Exercise description: Verbatim output of all the material below is required.

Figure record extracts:
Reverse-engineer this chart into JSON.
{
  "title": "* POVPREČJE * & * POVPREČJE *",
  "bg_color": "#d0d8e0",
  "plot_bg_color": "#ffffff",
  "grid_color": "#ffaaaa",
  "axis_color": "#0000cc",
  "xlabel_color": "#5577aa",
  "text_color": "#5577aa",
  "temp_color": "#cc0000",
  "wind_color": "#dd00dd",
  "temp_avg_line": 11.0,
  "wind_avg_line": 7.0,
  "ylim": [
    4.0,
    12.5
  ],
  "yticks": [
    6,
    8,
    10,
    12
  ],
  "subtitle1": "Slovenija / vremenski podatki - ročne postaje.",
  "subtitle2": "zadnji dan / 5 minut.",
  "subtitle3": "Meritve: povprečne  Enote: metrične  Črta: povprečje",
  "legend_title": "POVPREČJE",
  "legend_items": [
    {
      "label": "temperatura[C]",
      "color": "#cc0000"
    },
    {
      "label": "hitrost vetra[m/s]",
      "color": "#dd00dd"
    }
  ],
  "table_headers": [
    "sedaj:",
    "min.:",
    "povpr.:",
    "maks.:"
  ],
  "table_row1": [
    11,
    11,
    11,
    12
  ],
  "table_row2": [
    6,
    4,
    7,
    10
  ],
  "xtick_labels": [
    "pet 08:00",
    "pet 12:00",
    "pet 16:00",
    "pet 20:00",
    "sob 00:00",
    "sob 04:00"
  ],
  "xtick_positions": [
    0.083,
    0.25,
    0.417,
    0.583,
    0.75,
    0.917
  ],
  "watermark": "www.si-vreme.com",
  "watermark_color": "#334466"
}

Expected answer:
Reverse-engineer this chart into JSON.
{
  "title": "* POVPREČJE * & * POVPREČJE *",
  "bg_color": "#d0d8e0",
  "plot_bg_color": "#ffffff",
  "grid_color": "#ffaaaa",
  "axis_color": "#0000cc",
  "xlabel_color": "#5577aa",
  "text_color": "#5577aa",
  "temp_color": "#cc0000",
  "wind_color": "#dd00dd",
  "temp_avg_line": 11.0,
  "wind_avg_line": 7.0,
  "ylim": [
    4.0,
    12.5
  ],
  "yticks": [
    6,
    8,
    10,
    12
  ],
  "subtitle1": "Slovenija / vremenski podatki - ročne postaje.",
  "subtitle2": "zadnji dan / 5 minut.",
  "subtitle3": "Meritve: povprečne  Enote: metrične  Črta: povprečje",
  "legend_title": "POVPREČJE",
  "legend_items": [
    {
      "label": "temperatura[C]",
      "color": "#cc0000"
    },
    {
      "label": "hitrost vetra[m/s]",
      "color": "#dd00dd"
    }
  ],
  "table_headers": [
    "sedaj:",
    "min.:",
    "povpr.:",
    "maks.:"
  ],
  "table_row1": [
    11,
    11,
    11,
    12
  ],
  "table_row2": [
    6,
    4,
    7,
    10
  ],
  "xtick_labels": [
    "pet 08:00",
    "pet 12:00",
    "pet 16:00",
    "pet 20:00",
    "sob 00:00",
    "sob 04:00"
  ],
  "xtick_positions": [
    0.083,
    0.25,
    0.417,
    0.583,
    0.75,
    0.917
  ],
  "watermark": "www.si-vreme.com",
  "watermark_color": "#334466"
}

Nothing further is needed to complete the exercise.